> STATED EXERCISE
Locate the lines where "yaka" occurs and copy them as they stand.

──────── ROWS

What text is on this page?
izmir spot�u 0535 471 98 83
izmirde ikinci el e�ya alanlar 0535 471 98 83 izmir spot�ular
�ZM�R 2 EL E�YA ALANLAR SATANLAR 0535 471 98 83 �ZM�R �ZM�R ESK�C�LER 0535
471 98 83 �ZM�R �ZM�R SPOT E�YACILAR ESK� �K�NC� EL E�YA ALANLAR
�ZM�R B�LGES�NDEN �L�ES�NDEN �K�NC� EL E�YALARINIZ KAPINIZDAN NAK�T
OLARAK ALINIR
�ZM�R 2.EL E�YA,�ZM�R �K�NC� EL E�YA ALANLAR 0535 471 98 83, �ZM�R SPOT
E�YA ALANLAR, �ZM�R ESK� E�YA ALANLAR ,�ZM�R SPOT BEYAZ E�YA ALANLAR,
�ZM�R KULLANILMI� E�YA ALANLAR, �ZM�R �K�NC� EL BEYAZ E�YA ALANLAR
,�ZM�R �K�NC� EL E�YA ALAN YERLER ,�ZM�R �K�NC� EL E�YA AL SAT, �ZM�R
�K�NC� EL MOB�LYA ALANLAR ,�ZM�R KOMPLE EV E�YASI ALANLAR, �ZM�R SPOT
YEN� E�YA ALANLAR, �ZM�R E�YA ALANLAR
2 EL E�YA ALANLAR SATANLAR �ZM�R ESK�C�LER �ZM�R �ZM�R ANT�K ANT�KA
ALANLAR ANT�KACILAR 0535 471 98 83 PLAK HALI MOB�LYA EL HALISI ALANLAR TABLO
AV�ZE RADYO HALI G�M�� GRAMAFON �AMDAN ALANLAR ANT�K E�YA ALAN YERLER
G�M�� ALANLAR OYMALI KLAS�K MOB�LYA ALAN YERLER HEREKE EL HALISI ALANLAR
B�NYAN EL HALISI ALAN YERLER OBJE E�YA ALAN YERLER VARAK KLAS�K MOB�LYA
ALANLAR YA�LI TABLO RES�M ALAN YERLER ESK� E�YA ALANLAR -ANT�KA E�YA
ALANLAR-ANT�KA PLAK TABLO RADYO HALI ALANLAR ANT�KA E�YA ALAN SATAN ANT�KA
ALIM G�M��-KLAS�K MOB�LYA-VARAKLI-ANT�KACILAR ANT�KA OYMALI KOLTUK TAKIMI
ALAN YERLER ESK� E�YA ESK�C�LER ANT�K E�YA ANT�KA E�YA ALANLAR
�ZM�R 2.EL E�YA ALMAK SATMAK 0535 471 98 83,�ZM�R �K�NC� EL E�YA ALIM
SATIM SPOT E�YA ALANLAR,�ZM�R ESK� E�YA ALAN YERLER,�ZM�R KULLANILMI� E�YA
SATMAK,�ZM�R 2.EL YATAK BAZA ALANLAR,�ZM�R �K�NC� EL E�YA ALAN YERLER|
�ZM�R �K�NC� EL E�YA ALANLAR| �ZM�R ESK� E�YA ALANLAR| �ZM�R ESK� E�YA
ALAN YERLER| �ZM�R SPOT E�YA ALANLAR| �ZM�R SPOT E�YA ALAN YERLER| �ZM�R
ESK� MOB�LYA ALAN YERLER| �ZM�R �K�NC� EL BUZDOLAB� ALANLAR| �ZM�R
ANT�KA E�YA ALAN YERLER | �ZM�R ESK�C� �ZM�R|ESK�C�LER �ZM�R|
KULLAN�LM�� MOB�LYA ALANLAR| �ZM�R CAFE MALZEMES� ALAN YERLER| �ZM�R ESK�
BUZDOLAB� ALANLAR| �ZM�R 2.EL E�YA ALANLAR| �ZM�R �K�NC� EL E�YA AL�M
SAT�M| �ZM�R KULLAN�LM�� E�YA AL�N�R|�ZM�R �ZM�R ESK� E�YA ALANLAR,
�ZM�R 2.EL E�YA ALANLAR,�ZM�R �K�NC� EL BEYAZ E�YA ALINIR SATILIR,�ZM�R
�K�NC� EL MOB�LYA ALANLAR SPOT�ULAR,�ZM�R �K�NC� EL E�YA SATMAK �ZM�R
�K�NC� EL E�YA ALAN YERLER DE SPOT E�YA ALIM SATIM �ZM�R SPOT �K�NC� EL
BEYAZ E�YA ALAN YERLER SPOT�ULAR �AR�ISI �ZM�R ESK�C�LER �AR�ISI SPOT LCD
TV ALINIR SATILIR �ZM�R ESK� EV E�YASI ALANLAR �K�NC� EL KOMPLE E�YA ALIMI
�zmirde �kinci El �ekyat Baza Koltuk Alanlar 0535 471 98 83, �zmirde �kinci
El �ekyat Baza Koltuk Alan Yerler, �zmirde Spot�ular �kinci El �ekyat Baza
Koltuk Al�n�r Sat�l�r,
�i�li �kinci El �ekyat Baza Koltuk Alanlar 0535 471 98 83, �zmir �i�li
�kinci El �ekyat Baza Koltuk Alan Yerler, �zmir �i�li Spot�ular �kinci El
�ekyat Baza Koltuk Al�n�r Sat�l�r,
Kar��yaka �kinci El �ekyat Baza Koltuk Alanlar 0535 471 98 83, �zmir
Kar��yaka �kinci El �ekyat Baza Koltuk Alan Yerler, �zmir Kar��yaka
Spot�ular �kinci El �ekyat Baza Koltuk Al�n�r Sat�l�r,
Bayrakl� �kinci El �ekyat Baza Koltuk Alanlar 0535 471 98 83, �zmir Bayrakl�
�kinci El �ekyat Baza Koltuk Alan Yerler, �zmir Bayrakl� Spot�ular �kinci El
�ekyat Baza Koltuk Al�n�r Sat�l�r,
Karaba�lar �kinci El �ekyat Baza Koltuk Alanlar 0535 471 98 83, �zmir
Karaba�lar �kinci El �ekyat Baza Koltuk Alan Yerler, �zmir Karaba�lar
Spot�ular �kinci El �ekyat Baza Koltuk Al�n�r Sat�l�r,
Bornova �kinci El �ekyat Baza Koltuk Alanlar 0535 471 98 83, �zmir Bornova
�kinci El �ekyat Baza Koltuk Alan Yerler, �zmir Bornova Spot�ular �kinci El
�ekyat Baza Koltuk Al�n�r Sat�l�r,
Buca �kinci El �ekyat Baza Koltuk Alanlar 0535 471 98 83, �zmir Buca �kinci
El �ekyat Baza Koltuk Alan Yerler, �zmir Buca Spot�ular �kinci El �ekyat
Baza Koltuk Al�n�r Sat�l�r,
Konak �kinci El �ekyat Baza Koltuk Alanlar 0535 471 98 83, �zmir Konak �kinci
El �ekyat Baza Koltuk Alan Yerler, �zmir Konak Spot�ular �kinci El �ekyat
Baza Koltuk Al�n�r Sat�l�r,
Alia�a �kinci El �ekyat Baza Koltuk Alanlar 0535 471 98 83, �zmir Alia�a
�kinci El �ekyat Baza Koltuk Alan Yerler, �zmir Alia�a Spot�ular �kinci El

────────────────

> COMPLETED TASK
Kar��yaka �kinci El �ekyat Baza Koltuk Alanlar 0535 471 98 83, �zmir
Kar��yaka �kinci El �ekyat Baza Koltuk Alan Yerler, �zmir Kar��yaka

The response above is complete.